— start MATERIAL FOR THE TASK —
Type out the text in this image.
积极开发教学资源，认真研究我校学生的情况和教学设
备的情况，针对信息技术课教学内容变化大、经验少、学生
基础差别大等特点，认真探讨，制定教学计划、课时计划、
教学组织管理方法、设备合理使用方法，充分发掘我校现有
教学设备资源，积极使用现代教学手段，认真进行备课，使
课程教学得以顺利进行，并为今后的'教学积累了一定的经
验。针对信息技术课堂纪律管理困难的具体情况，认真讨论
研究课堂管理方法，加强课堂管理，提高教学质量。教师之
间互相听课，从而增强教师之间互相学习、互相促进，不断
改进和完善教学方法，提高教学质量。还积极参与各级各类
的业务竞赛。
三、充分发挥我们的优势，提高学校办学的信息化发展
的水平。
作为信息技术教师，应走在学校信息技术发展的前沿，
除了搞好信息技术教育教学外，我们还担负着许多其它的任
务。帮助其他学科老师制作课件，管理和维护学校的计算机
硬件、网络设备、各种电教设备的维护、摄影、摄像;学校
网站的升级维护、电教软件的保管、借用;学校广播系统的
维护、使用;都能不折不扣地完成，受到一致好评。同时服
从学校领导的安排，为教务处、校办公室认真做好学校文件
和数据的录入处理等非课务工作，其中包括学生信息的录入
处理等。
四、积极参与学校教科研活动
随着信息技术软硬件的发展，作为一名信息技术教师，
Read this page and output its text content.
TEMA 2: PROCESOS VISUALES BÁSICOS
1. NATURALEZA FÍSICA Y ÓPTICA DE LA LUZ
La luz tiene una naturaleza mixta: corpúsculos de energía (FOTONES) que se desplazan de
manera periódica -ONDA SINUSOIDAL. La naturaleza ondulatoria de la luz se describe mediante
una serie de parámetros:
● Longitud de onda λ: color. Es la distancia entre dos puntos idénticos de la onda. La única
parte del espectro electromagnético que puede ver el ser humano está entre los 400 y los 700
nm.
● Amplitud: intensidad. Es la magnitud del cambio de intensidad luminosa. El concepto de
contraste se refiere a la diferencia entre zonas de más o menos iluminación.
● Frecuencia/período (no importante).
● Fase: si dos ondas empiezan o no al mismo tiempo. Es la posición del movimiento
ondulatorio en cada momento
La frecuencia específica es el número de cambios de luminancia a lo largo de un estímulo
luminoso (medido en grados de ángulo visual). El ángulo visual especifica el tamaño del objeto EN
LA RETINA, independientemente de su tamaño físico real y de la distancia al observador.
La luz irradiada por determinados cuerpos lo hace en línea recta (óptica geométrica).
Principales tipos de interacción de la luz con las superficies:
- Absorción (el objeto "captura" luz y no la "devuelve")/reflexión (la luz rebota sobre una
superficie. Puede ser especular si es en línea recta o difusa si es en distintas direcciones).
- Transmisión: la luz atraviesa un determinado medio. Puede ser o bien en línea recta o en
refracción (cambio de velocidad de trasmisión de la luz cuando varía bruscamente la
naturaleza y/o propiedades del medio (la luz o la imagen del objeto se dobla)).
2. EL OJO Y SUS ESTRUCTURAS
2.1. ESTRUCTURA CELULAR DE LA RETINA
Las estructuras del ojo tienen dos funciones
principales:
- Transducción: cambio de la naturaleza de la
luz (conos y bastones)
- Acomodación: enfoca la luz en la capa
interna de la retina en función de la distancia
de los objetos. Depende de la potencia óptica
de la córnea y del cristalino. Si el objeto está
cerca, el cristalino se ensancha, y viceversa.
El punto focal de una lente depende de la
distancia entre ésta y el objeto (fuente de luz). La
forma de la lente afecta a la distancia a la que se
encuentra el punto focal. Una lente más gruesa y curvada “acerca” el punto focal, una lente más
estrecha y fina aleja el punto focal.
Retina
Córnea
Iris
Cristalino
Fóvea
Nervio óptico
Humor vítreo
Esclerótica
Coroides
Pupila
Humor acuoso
— end MATERIAL FOR THE TASK —
Reproduce all of the material above word for word.

- SOLUTION TO THIS EXERCISE -
Type out the text in this image.
积极开发教学资源，认真研究我校学生的情况和教学设
备的情况，针对信息技术课教学内容变化大、经验少、学生
基础差别大等特点，认真探讨，制定教学计划、课时计划、
教学组织管理方法、设备合理使用方法，充分发掘我校现有
教学设备资源，积极使用现代教学手段，认真进行备课，使
课程教学得以顺利进行，并为今后的'教学积累了一定的经
验。针对信息技术课堂纪律管理困难的具体情况，认真讨论
研究课堂管理方法，加强课堂管理，提高教学质量。教师之
间互相听课，从而增强教师之间互相学习、互相促进，不断
改进和完善教学方法，提高教学质量。还积极参与各级各类
的业务竞赛。
三、充分发挥我们的优势，提高学校办学的信息化发展
的水平。
作为信息技术教师，应走在学校信息技术发展的前沿，
除了搞好信息技术教育教学外，我们还担负着许多其它的任
务。帮助其他学科老师制作课件，管理和维护学校的计算机
硬件、网络设备、各种电教设备的维护、摄影、摄像;学校
网站的升级维护、电教软件的保管、借用;学校广播系统的
维护、使用;都能不折不扣地完成，受到一致好评。同时服
从学校领导的安排，为教务处、校办公室认真做好学校文件
和数据的录入处理等非课务工作，其中包括学生信息的录入
处理等。
四、积极参与学校教科研活动
随着信息技术软硬件的发展，作为一名信息技术教师，
Read this page and output its text content.
TEMA 2: PROCESOS VISUALES BÁSICOS
1. NATURALEZA FÍSICA Y ÓPTICA DE LA LUZ
La luz tiene una naturaleza mixta: corpúsculos de energía (FOTONES) que se desplazan de
manera periódica -ONDA SINUSOIDAL. La naturaleza ondulatoria de la luz se describe mediante
una serie de parámetros:
● Longitud de onda λ: color. Es la distancia entre dos puntos idénticos de la onda. La única
parte del espectro electromagnético que puede ver el ser humano está entre los 400 y los 700
nm.
● Amplitud: intensidad. Es la magnitud del cambio de intensidad luminosa. El concepto de
contraste se refiere a la diferencia entre zonas de más o menos iluminación.
● Frecuencia/período (no importante).
● Fase: si dos ondas empiezan o no al mismo tiempo. Es la posición del movimiento
ondulatorio en cada momento
La frecuencia específica es el número de cambios de luminancia a lo largo de un estímulo
luminoso (medido en grados de ángulo visual). El ángulo visual especifica el tamaño del objeto EN
LA RETINA, independientemente de su tamaño físico real y de la distancia al observador.
La luz irradiada por determinados cuerpos lo hace en línea recta (óptica geométrica).
Principales tipos de interacción de la luz con las superficies:
- Absorción (el objeto "captura" luz y no la "devuelve")/reflexión (la luz rebota sobre una
superficie. Puede ser especular si es en línea recta o difusa si es en distintas direcciones).
- Transmisión: la luz atraviesa un determinado medio. Puede ser o bien en línea recta o en
refracción (cambio de velocidad de trasmisión de la luz cuando varía bruscamente la
naturaleza y/o propiedades del medio (la luz o la imagen del objeto se dobla)).
2. EL OJO Y SUS ESTRUCTURAS
2.1. ESTRUCTURA CELULAR DE LA RETINA
Las estructuras del ojo tienen dos funciones
principales:
- Transducción: cambio de la naturaleza de la
luz (conos y bastones)
- Acomodación: enfoca la luz en la capa
interna de la retina en función de la distancia
de los objetos. Depende de la potencia óptica
de la córnea y del cristalino. Si el objeto está
cerca, el cristalino se ensancha, y viceversa.
El punto focal de una lente depende de la
distancia entre ésta y el objeto (fuente de luz). La
forma de la lente afecta a la distancia a la que se
encuentra el punto focal. Una lente más gruesa y curvada “acerca” el punto focal, una lente más
estrecha y fina aleja el punto focal.
Retina
Córnea
Iris
Cristalino
Fóvea
Nervio óptico
Humor vítreo
Esclerótica
Coroides
Pupila
Humor acuoso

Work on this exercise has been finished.